CHALLENGE ->
Collect all lines containing the word "prices" from the data.

PROVIDED DATA ->
##############################

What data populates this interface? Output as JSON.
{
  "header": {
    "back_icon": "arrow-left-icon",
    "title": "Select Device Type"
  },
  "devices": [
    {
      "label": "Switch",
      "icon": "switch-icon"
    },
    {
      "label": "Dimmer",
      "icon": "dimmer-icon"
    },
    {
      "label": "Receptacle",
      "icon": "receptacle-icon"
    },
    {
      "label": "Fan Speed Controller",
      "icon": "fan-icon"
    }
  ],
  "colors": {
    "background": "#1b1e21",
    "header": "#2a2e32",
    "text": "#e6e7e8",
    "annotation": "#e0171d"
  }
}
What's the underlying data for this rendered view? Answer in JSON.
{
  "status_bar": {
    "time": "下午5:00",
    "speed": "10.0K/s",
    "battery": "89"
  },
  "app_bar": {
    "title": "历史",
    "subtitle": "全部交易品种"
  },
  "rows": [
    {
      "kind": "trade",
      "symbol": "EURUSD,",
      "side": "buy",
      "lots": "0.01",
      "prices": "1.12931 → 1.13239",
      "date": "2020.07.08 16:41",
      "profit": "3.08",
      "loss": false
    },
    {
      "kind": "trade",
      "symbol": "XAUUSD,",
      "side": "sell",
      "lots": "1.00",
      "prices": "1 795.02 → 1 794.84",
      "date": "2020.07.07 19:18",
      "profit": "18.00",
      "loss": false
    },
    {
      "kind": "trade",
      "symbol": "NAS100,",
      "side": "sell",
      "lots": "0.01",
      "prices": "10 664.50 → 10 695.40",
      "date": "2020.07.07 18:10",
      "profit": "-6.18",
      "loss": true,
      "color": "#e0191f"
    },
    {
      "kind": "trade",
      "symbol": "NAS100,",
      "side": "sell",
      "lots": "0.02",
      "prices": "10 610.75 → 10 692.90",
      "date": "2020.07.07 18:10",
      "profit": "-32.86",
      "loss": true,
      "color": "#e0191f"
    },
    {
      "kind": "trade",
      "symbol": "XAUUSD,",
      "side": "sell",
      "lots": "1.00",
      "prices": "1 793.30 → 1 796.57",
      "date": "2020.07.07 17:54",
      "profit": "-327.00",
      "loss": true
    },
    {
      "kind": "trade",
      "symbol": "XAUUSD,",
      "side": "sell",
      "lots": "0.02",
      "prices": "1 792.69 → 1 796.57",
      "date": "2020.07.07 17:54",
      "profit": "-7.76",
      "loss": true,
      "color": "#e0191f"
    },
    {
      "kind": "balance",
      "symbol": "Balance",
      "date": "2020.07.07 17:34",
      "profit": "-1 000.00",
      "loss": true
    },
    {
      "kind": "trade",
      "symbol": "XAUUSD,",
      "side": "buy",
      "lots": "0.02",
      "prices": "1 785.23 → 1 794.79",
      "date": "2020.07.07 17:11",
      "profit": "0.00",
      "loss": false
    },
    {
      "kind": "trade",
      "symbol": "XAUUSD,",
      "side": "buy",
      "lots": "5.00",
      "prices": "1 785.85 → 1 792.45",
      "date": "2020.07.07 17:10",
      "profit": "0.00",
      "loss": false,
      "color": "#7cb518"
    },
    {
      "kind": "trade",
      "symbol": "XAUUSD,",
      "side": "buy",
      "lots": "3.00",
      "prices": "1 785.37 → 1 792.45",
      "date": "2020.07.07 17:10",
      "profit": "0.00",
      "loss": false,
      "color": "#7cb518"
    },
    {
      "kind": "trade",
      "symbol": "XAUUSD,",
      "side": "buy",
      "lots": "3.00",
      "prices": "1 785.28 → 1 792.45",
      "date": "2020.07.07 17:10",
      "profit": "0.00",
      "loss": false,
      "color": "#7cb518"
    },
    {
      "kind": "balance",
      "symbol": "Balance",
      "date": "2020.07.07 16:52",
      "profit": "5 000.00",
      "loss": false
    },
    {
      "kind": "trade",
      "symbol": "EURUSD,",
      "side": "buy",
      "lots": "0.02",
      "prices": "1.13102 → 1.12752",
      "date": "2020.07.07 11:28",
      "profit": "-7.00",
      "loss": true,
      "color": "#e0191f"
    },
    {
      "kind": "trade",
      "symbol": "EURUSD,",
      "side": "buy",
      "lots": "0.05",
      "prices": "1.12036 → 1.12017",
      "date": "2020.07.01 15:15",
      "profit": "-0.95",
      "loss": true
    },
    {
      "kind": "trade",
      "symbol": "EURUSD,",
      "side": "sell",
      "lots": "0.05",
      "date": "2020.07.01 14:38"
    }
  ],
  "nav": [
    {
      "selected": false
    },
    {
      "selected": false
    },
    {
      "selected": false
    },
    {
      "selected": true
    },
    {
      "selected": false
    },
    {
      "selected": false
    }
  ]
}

##############################

COMPLETED EXERCISE ->
      "prices": "1.12931 → 1.13239",
      "prices": "1 795.02 → 1 794.84",
      "prices": "10 664.50 → 10 695.40",
      "prices": "10 610.75 → 10 692.90",
      "prices": "1 793.30 → 1 796.57",
      "prices": "1 792.69 → 1 796.57",
      "prices": "1 785.23 → 1 794.79",
      "prices": "1 785.85 → 1 792.45",
      "prices": "1 785.37 → 1 792.45",
      "prices": "1 785.28 → 1 792.45",
      "prices": "1.13102 → 1.12752",
      "prices": "1.12036 → 1.12017",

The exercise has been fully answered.